### Vorgegebener Text
################

Bei baulichen Änderungen an denkmalgeschützten Gebäuden gelten besonders strenge Auflagen. „Somit kann man die Entwicklung von energieeffizienten Lösungen für den denkmalgeschützten Bestand als Kür bezeichnen“, erklärt der Professor Harald Garrecht von der Universität Stuttgart. „Wir sehen bei diesen Gebäuden einen großen Bedarf nach energieeffizienterer und klimafreundlicherer Energieversorgung“, so der Stuttgarter Professor. Er leitet das Projekt Energieoptimiertes Quartier Margarethenhöhe Essen.
Komplett neu ist die Idee nicht, PV in Ziegel zu integrieren. Einer der Anbieter ist Nelskamp. Das Unternehmen hat 2003 PV-Ziegel vorgestellt. In der Schweiz hat Panotron Solarziegel im Programm, die auch Wärme liefern. Das neue am jetzigen Projekt ist, dass die Ziegel kleinformatiger und optisch kaum von Ziegeln ohne PV zu unterschieden sind. Außerdem erfolgt die Einbindung in ein komplettes Niedrigenergiesystem.

################

### Datenblock
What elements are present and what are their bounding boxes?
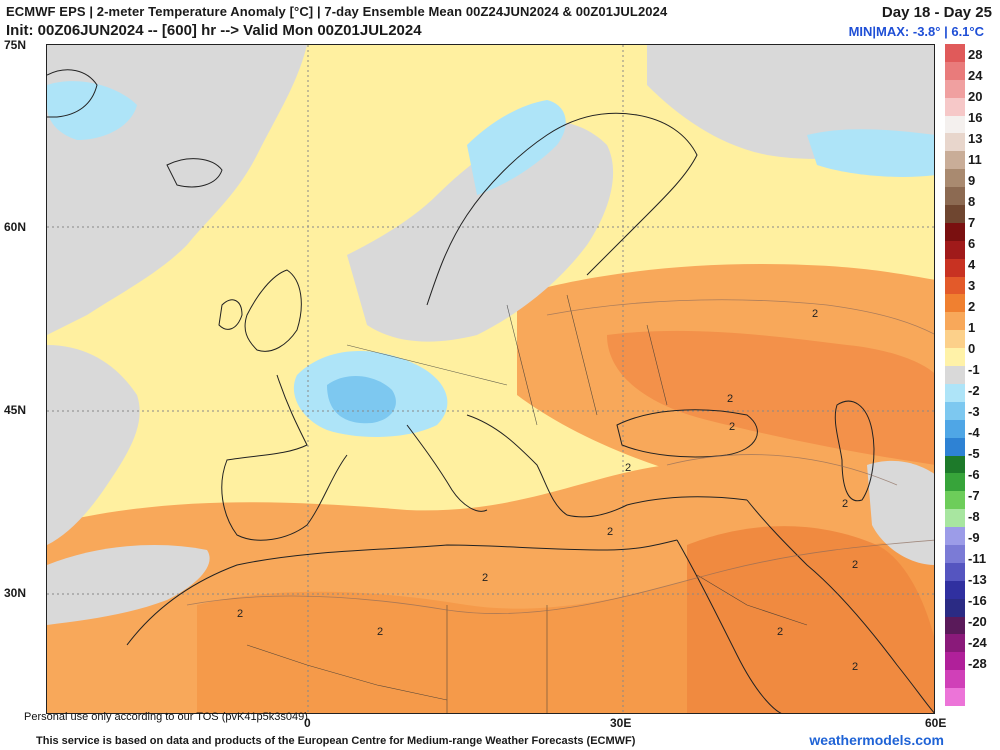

################

### Aufgabenstellung
Schreibe den Text über Solarziegel für denkmalgeschützte Gebäude im Anschluss an seinen letzten Satz weiter.

### Ergebnis
Elemente liefern Strom und Wärme
Auf der Oberseite der im Projekt entwickelten Dachsteine sind PV-Module, unten ein Wärmetauscher. Sie liefern also nicht nur Strom, sondern auch Wärme. Das im Dach integrierte hydraulische System sorgt dafür, dass das im Erdreich abgekühlte Wasser wieder die in den Dachsteinen integrierten Wärmetauscher durchfließt und trägt so zu deren Kühlung bei. „Dadurch steigt die Effizienz der PV-Seite“, erklärt Garrecht. „Zusätzlich entsteht mittels der Kopplung des solarthermischen Systems mit der geothermischen Anlage eine Art Endlosspeicher und die Wärmeverluste werden minimiert.“ Das funktioniert mit Tiefensondern, aber auch mit Erdwärmekörben und oberflächennaher Geothermie.
Ein entscheidender Vorteil der Dachsteine mit PV ist, dass sie von der klassischen Dacheindeckung optisch kaum zu unterscheiden sind. Damit sind sie in denkmalgeschützten Gebäuden einsetzbar, aber nicht nur dort. Die Entwicklung können dafür sorgen,d ass PV bei Architekten auf mehr Akzeptanz stoße, ist Garrecht sicher.
Im Projekt entwicklt wurden vergossene Dachsteine aus einem speziellen Hochleistungsbeton. Projektpartner sind Autarq, die bereits seit einiger Zeit kleinformatige Module für Ziegel verkaufen und Noventec als Partner für die thermische Aktivierung von Dachsteinen. Die elektrische Anbindung wurde von der RWTH Aachen entwickelt.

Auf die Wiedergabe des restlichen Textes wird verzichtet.